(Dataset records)
--*--

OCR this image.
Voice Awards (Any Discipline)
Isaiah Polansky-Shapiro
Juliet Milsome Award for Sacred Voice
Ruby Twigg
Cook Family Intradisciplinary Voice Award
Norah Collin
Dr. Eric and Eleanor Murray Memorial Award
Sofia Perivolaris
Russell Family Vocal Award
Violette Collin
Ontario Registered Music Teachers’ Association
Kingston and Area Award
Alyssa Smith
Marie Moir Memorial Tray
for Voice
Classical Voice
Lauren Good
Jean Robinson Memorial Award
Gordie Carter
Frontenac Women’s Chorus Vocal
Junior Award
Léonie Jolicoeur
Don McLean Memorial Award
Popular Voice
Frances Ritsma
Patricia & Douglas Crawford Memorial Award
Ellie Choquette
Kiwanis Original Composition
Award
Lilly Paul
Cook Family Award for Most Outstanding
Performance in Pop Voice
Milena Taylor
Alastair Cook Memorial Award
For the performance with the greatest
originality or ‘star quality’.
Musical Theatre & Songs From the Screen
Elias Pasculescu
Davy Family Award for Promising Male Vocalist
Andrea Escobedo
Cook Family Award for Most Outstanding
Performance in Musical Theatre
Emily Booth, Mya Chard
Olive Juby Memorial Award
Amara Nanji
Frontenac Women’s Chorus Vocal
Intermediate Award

--*--

Short problem
Make an exact copy of the listing, including every line.

The response
OCR this image.
Voice Awards (Any Discipline)
Isaiah Polansky-Shapiro
Juliet Milsome Award for Sacred Voice
Ruby Twigg
Cook Family Intradisciplinary Voice Award
Norah Collin
Dr. Eric and Eleanor Murray Memorial Award
Sofia Perivolaris
Russell Family Vocal Award
Violette Collin
Ontario Registered Music Teachers’ Association
Kingston and Area Award
Alyssa Smith
Marie Moir Memorial Tray
for Voice
Classical Voice
Lauren Good
Jean Robinson Memorial Award
Gordie Carter
Frontenac Women’s Chorus Vocal
Junior Award
Léonie Jolicoeur
Don McLean Memorial Award
Popular Voice
Frances Ritsma
Patricia & Douglas Crawford Memorial Award
Ellie Choquette
Kiwanis Original Composition
Award
Lilly Paul
Cook Family Award for Most Outstanding
Performance in Pop Voice
Milena Taylor
Alastair Cook Memorial Award
For the performance with the greatest
originality or ‘star quality’.
Musical Theatre & Songs From the Screen
Elias Pasculescu
Davy Family Award for Promising Male Vocalist
Andrea Escobedo
Cook Family Award for Most Outstanding
Performance in Musical Theatre
Emily Booth, Mya Chard
Olive Juby Memorial Award
Amara Nanji
Frontenac Women’s Chorus Vocal
Intermediate Award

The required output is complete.